>> start Extracted information

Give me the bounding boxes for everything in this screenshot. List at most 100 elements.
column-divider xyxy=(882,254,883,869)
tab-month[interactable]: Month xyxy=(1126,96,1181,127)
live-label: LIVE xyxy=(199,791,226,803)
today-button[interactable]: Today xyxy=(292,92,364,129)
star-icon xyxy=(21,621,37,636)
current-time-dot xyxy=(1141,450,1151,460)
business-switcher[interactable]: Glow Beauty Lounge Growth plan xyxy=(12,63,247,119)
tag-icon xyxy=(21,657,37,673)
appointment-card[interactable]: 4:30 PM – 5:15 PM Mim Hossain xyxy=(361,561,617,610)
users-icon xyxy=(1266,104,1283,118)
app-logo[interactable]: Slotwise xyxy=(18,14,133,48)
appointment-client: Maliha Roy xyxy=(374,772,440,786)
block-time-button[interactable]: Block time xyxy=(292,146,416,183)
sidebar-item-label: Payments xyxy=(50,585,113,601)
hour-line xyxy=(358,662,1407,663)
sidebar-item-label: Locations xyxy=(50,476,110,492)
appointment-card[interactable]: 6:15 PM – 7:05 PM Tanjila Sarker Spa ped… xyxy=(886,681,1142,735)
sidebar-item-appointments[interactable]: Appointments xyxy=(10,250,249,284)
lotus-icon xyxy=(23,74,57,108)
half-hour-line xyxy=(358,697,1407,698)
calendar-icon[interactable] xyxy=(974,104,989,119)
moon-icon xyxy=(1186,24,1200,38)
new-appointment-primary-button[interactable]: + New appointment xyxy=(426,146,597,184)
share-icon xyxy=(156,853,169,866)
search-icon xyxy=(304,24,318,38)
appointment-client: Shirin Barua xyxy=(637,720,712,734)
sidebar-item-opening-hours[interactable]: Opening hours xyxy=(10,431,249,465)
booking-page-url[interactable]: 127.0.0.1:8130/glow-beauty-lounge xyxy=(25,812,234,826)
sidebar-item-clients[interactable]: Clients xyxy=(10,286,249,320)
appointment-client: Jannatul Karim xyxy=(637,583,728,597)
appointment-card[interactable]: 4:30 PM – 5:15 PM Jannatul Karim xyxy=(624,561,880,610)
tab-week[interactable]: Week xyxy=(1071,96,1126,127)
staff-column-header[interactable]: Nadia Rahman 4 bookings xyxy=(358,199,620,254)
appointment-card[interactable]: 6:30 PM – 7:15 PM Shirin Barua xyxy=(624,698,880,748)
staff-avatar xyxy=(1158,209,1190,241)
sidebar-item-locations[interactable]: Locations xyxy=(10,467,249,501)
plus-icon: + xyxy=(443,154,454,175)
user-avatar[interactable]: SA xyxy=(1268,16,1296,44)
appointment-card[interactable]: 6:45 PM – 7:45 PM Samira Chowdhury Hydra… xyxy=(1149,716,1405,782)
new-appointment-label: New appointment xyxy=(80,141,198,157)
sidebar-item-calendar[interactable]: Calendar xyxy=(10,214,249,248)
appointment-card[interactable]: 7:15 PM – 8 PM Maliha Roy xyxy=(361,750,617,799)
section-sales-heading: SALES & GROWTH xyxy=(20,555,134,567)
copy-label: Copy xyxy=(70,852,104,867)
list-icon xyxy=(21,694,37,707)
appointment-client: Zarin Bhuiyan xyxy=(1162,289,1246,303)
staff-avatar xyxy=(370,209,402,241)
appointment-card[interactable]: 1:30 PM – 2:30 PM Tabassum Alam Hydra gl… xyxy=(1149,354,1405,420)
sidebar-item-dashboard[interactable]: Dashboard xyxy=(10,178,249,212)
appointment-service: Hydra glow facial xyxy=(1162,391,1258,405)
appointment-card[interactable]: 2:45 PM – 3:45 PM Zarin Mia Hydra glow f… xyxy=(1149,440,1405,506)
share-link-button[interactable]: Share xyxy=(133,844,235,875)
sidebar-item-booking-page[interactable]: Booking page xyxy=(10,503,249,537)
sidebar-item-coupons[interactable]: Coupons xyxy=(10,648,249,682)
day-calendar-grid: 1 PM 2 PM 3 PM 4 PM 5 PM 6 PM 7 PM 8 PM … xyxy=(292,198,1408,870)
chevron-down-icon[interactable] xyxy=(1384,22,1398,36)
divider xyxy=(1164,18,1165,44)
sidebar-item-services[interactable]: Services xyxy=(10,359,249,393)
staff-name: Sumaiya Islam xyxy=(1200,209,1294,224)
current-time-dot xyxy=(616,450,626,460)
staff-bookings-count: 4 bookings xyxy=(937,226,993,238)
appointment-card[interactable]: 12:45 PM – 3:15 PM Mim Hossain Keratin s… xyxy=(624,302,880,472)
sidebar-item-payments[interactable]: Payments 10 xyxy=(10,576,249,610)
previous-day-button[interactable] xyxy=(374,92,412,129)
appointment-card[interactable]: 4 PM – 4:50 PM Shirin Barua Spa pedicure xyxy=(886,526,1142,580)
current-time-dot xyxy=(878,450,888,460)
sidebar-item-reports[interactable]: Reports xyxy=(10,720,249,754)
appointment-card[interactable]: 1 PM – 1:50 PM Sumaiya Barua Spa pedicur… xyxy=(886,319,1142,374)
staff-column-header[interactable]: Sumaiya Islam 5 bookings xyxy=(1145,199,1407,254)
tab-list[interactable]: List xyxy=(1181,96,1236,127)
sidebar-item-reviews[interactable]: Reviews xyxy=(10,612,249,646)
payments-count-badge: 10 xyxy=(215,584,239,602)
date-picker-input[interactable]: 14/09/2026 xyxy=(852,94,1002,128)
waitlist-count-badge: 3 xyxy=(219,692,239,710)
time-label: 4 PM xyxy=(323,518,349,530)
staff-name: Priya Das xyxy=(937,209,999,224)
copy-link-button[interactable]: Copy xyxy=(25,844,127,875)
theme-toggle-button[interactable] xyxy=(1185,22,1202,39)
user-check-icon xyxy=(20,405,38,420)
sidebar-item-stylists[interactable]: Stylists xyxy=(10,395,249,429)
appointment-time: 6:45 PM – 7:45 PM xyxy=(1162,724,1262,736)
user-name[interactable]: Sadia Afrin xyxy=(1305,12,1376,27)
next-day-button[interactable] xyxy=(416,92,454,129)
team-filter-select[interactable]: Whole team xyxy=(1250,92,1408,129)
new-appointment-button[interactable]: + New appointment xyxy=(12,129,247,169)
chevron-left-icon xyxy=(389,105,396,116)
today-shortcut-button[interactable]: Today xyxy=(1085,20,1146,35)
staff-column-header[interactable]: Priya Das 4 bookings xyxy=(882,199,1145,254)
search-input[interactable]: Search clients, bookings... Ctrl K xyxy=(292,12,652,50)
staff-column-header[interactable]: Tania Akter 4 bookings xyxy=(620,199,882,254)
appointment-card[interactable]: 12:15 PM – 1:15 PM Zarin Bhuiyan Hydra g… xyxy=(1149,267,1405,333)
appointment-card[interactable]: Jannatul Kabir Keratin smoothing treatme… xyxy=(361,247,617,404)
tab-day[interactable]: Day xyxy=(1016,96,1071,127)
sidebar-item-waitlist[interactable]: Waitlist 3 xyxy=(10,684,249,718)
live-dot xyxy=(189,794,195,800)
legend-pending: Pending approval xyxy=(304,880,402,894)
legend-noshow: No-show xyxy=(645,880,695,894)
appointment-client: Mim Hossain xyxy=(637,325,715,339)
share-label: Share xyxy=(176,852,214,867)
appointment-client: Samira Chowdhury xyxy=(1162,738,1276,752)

>> end Extracted information

What you should do: Copy the records line for line, beginning with the first line and ending with the line that contains "block-time-button[interactable]: Block time", with both ends included.

Written answer:
Give me the bounding boxes for everything in this screenshot. List at most 100 elements.
column-divider xyxy=(882,254,883,869)
tab-month[interactable]: Month xyxy=(1126,96,1181,127)
live-label: LIVE xyxy=(199,791,226,803)
today-button[interactable]: Today xyxy=(292,92,364,129)
star-icon xyxy=(21,621,37,636)
current-time-dot xyxy=(1141,450,1151,460)
business-switcher[interactable]: Glow Beauty Lounge Growth plan xyxy=(12,63,247,119)
tag-icon xyxy=(21,657,37,673)
appointment-card[interactable]: 4:30 PM – 5:15 PM Mim Hossain xyxy=(361,561,617,610)
users-icon xyxy=(1266,104,1283,118)
app-logo[interactable]: Slotwise xyxy=(18,14,133,48)
appointment-client: Maliha Roy xyxy=(374,772,440,786)
block-time-button[interactable]: Block time xyxy=(292,146,416,183)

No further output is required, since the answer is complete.